■ **JOB**
In full and without alteration, repeat the material.

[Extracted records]

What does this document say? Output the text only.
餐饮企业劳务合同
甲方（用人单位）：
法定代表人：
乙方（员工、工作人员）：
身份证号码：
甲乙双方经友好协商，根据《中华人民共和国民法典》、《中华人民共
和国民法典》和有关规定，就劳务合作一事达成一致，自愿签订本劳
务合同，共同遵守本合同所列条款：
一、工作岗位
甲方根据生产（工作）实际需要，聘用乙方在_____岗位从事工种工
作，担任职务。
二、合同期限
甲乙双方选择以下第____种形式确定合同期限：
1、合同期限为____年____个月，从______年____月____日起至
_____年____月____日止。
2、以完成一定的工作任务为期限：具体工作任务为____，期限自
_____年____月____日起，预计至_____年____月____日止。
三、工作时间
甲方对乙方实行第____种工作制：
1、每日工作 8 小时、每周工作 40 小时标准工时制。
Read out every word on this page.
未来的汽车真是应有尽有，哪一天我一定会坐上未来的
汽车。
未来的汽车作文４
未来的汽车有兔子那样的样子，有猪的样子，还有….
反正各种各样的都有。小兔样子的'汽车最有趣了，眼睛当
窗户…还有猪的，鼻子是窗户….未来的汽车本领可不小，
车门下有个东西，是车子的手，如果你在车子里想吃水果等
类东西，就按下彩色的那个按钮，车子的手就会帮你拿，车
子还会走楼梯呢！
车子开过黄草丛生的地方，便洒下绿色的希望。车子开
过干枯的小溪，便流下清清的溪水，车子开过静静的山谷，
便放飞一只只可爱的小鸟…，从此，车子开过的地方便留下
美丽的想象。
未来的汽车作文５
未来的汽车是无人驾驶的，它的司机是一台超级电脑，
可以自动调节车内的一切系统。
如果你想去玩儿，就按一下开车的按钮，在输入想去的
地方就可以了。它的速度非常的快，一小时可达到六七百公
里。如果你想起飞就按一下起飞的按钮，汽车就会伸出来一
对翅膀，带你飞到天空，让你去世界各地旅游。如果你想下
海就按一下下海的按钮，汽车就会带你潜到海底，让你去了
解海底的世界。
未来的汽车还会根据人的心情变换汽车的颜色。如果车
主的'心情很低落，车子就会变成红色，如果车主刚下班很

■ **COMPLETED TASK**
What does this document say? Output the text only.
餐饮企业劳务合同
甲方（用人单位）：
法定代表人：
乙方（员工、工作人员）：
身份证号码：
甲乙双方经友好协商，根据《中华人民共和国民法典》、《中华人民共
和国民法典》和有关规定，就劳务合作一事达成一致，自愿签订本劳
务合同，共同遵守本合同所列条款：
一、工作岗位
甲方根据生产（工作）实际需要，聘用乙方在_____岗位从事工种工
作，担任职务。
二、合同期限
甲乙双方选择以下第____种形式确定合同期限：
1、合同期限为____年____个月，从______年____月____日起至
_____年____月____日止。
2、以完成一定的工作任务为期限：具体工作任务为____，期限自
_____年____月____日起，预计至_____年____月____日止。
三、工作时间
甲方对乙方实行第____种工作制：
1、每日工作 8 小时、每周工作 40 小时标准工时制。
Read out every word on this page.
未来的汽车真是应有尽有，哪一天我一定会坐上未来的
汽车。
未来的汽车作文４
未来的汽车有兔子那样的样子，有猪的样子，还有….
反正各种各样的都有。小兔样子的'汽车最有趣了，眼睛当
窗户…还有猪的，鼻子是窗户….未来的汽车本领可不小，
车门下有个东西，是车子的手，如果你在车子里想吃水果等
类东西，就按下彩色的那个按钮，车子的手就会帮你拿，车
子还会走楼梯呢！
车子开过黄草丛生的地方，便洒下绿色的希望。车子开
过干枯的小溪，便流下清清的溪水，车子开过静静的山谷，
便放飞一只只可爱的小鸟…，从此，车子开过的地方便留下
美丽的想象。
未来的汽车作文５
未来的汽车是无人驾驶的，它的司机是一台超级电脑，
可以自动调节车内的一切系统。
如果你想去玩儿，就按一下开车的按钮，在输入想去的
地方就可以了。它的速度非常的快，一小时可达到六七百公
里。如果你想起飞就按一下起飞的按钮，汽车就会伸出来一
对翅膀，带你飞到天空，让你去世界各地旅游。如果你想下
海就按一下下海的按钮，汽车就会带你潜到海底，让你去了
解海底的世界。
未来的汽车还会根据人的心情变换汽车的颜色。如果车
主的'心情很低落，车子就会变成红色，如果车主刚下班很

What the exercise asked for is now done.